> [CHALLENGE]
Skip the pictures and repeat each line of the data exactly.

** BEGIN **

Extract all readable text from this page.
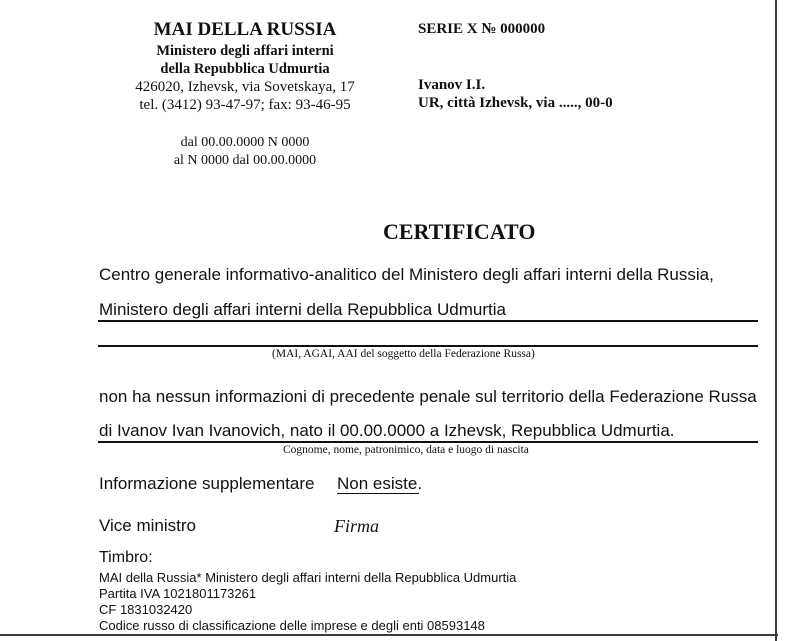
MAI DELLA RUSSIA
Ministero degli affari interni
della Repubblica Udmurtia
426020, Izhevsk, via Sovetskaya, 17
tel. (3412) 93-47-97; fax: 93-46-95
dal 00.00.0000 N 0000
al N 0000 dal 00.00.0000
SERIE X № 000000
Ivanov I.I.
UR, città Izhevsk, via ....., 00-0
CERTIFICATO
Centro generale informativo-analitico del Ministero degli affari interni della Russia,
Ministero degli affari interni della Repubblica Udmurtia
(MAI, AGAI, AAI del soggetto della Federazione Russa)
non ha nessun informazioni di precedente penale sul territorio della Federazione Russa
di Ivanov Ivan Ivanovich, nato il 00.00.0000 a Izhevsk, Repubblica Udmurtia.
Cognome, nome, patronimico, data e luogo di nascita
Informazione supplementare Non esiste.
Vice ministro	Firma
Timbro:
MAI della Russia* Ministero degli affari interni della Repubblica Udmurtia
Partita IVA 1021801173261
CF 1831032420
Codice russo di classificazione delle imprese e degli enti 08593148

** END **

> [EXERCISE SOLUTION]
Extract all readable text from this page.
MAI DELLA RUSSIA
Ministero degli affari interni
della Repubblica Udmurtia
426020, Izhevsk, via Sovetskaya, 17
tel. (3412) 93-47-97; fax: 93-46-95
dal 00.00.0000 N 0000
al N 0000 dal 00.00.0000
SERIE X № 000000
Ivanov I.I.
UR, città Izhevsk, via ....., 00-0
CERTIFICATO
Centro generale informativo-analitico del Ministero degli affari interni della Russia,
Ministero degli affari interni della Repubblica Udmurtia
(MAI, AGAI, AAI del soggetto della Federazione Russa)
non ha nessun informazioni di precedente penale sul territorio della Federazione Russa
di Ivanov Ivan Ivanovich, nato il 00.00.0000 a Izhevsk, Repubblica Udmurtia.
Cognome, nome, patronimico, data e luogo di nascita
Informazione supplementare Non esiste.
Vice ministro	Firma
Timbro:
MAI della Russia* Ministero degli affari interni della Repubblica Udmurtia
Partita IVA 1021801173261
CF 1831032420
Codice russo di classificazione delle imprese e degli enti 08593148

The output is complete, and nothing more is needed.